▶ DOCUMENT EXTRACT

Re: [openstack-dev] [nova] theoretical race between live migration and resource audit?

2016-06-14 Thread Chris Friesen
Under normal circumstances a bit of resource tracking error is generally okay. 
However in the case of CPU pinning it's a major problem because it's not caught 
at instance boot time, so you end up with two instances that both think they 
have exclusive access to one or more host CPUs.


If we get into this scenario it ends up raising a CPUPinningInvalid exception 
during the resource audit, which causes the audit to be aborted.


Chris

On 06/10/2016 02:36 AM, Matthew Booth wrote:

Yes, this is a race.

However, it's my understanding that this is 'ok'. The resource tracker doesn't
claim to be 100% accurate at all times, right? Otherwise why would it update
itself in a period task in the first place. It's my understanding that the
resource tracker is basically a best effort cache, and that scheduling decisions
can still fail at the host. The resource tracker will fix itself next time it
runs via its periodic task.

Matt (not a scheduler person)

On Thu, Jun 9, 2016 at 10:41 PM, Chris Friesen > wrote:

Hi,

I'm wondering if we might have a race between live migration and the
resource audit.  I've included a few people on the receiver list that have
worked directly with this code in the past.

In _update_available_resource() we have code that looks like this:

instances = objects.InstanceList.get_by_host_and_node()
self._update_usage_from_instances()
migrations = objects.MigrationList.get_in_progress_by_host_and_node()
self._update_usage_from_migrations()


In post_live_migration_at_destination() we do this (updating the host and
node as well as the task state):
 instance.host = self.host
 instance.task_state = None
 instance.node = node_name
 instance.save(expected_task_state=task_states.MIGRATING)


And in _post_live_migration() we update the migration status to "completed":
 if migrate_data and migrate_data.get('migration'):
 migrate_data['migration'].status = 'completed'
 migrate_data['migration'].save()


Both of the latter routines are not serialized by the
COMPUTE_RESOURCE_SEMAPHORE, so they can race relative to the code in
_update_available_resource().


I'm wondering if we can have a situation like this:

1) migration in progress
2) We start running _update_available_resource() on destination, and we call
instances = objects.InstanceList.get_by_host_and_node().  This will not
return the migration, because it is not yet on the destination host.
3) The migration completes and we call post_live_migration_at_destination(),
which sets the host/node/task_state on the instance.

▶ GOAL 1
Copy everything in the records from their first line down to the line containing "duration-topic-row (83, 182, 694, 204)", with both of those lines included.
▶ GOAL 2
Continue the mailing-list thread about a race between live migration and the resource audit, picking up right after its last line.

▶ MATERIALS PROVIDED

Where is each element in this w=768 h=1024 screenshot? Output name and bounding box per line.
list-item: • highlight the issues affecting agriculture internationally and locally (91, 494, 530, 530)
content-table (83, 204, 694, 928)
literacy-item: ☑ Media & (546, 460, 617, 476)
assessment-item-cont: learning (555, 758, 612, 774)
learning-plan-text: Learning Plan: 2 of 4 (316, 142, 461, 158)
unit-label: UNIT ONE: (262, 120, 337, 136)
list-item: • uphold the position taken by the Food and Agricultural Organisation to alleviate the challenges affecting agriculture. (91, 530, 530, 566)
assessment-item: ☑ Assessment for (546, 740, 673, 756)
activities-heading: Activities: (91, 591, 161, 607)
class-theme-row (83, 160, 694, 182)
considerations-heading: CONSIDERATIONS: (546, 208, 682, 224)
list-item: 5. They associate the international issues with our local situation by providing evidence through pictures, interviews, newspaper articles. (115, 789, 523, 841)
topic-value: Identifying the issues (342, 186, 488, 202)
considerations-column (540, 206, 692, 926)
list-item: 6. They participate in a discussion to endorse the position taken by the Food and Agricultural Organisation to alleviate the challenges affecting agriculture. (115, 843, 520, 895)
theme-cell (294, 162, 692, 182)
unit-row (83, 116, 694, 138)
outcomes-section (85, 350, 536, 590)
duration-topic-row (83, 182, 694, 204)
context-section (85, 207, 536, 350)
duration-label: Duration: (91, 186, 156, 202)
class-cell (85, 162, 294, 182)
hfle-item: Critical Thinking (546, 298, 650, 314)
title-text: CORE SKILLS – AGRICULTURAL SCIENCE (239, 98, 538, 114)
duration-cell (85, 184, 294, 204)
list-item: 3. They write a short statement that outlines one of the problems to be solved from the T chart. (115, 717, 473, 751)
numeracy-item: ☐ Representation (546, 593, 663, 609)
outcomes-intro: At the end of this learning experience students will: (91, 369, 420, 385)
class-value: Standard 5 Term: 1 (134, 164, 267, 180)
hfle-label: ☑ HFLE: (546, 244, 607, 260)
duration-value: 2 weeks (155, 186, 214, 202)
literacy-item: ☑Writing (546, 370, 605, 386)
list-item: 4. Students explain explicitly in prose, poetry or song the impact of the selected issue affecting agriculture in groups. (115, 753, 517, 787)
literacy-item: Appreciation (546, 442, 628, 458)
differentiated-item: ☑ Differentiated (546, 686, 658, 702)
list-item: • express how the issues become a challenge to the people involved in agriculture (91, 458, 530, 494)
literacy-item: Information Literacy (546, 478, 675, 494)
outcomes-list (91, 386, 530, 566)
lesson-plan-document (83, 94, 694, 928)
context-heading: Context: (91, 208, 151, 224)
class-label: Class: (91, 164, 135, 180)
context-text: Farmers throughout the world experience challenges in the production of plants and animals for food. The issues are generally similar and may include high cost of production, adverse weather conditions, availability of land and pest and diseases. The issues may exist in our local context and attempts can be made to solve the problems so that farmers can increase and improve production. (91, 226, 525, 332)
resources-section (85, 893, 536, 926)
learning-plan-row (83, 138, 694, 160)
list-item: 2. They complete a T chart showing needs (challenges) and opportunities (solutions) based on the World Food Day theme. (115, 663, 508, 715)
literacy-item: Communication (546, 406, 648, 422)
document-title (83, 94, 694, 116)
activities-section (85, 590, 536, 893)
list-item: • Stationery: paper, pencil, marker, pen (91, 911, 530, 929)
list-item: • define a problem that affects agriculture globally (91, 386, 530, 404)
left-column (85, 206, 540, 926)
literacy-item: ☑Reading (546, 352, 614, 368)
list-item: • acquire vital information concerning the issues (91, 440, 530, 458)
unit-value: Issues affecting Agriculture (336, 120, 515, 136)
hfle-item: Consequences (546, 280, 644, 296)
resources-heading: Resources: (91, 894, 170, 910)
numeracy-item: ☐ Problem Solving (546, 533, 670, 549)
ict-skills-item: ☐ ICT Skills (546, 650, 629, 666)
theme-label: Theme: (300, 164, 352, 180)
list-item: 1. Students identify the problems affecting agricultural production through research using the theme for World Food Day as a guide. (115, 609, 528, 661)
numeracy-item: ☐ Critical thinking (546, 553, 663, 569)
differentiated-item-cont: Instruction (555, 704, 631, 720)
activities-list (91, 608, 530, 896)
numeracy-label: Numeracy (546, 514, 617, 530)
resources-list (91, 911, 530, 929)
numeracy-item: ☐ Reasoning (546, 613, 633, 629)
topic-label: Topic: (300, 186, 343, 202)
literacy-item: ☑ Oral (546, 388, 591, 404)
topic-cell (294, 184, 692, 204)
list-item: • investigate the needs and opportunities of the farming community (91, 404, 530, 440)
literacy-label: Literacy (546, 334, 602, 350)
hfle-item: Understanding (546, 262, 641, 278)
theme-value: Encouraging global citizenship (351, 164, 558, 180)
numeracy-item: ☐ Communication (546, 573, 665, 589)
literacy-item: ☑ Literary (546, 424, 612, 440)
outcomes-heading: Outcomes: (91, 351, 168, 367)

▶ TASK OUTPUT 1
Where is each element in this w=768 h=1024 screenshot? Output name and bounding box per line.
list-item: • highlight the issues affecting agriculture internationally and locally (91, 494, 530, 530)
content-table (83, 204, 694, 928)
literacy-item: ☑ Media & (546, 460, 617, 476)
assessment-item-cont: learning (555, 758, 612, 774)
learning-plan-text: Learning Plan: 2 of 4 (316, 142, 461, 158)
unit-label: UNIT ONE: (262, 120, 337, 136)
list-item: • uphold the position taken by the Food and Agricultural Organisation to alleviate the challenges affecting agriculture. (91, 530, 530, 566)
assessment-item: ☑ Assessment for (546, 740, 673, 756)
activities-heading: Activities: (91, 591, 161, 607)
class-theme-row (83, 160, 694, 182)
considerations-heading: CONSIDERATIONS: (546, 208, 682, 224)
list-item: 5. They associate the international issues with our local situation by providing evidence through pictures, interviews, newspaper articles. (115, 789, 523, 841)
topic-value: Identifying the issues (342, 186, 488, 202)
considerations-column (540, 206, 692, 926)
list-item: 6. They participate in a discussion to endorse the position taken by the Food and Agricultural Organisation to alleviate the challenges affecting agriculture. (115, 843, 520, 895)
theme-cell (294, 162, 692, 182)
unit-row (83, 116, 694, 138)
outcomes-section (85, 350, 536, 590)
duration-topic-row (83, 182, 694, 204)

▶ TASK OUTPUT 2
4) In _update_available_resource() on destination, we call migrations =
objects.MigrationList.get_in_progress_by_host_and_node().  This will return
the migration for the instance in question, but when we run
self._update_usage_from_migrations() the uuid will not be in "instances" and
so we will use the instance from the newly-queried migration.  We will then
ignore the instance because it is not in a "migrating" state.

Am I imagining things, or is there a race here?  If so, the negative effects
would be that the resources of the migrating instance would be "lost",
allowing a newly-scheduled instance to claim the same resources (PCI
devices, pinned CPUs, etc.)

Chris

__
OpenStack Development Mailing List (not for usage questions)
Unsubscribe: openstack-dev-requ...@lists.openstack.org?subject:unsubscribe

http://lists.openstack.org/cgi-bin/mailman/listinfo/openstack-dev




--
Matthew Booth
Red Hat Engineering, Virtualisation Team

Phone: +442070094448 (UK)



__
OpenStack Development Mailing List (not for usage questions)
Unsubscribe: openstack-dev-requ...@lists.openstack.org?subject:unsubscribe
http://lists.openstack.org/cgi-bin/mailman/listinfo/openstack-dev




__
OpenStack Development Mailing List (not for usage questions)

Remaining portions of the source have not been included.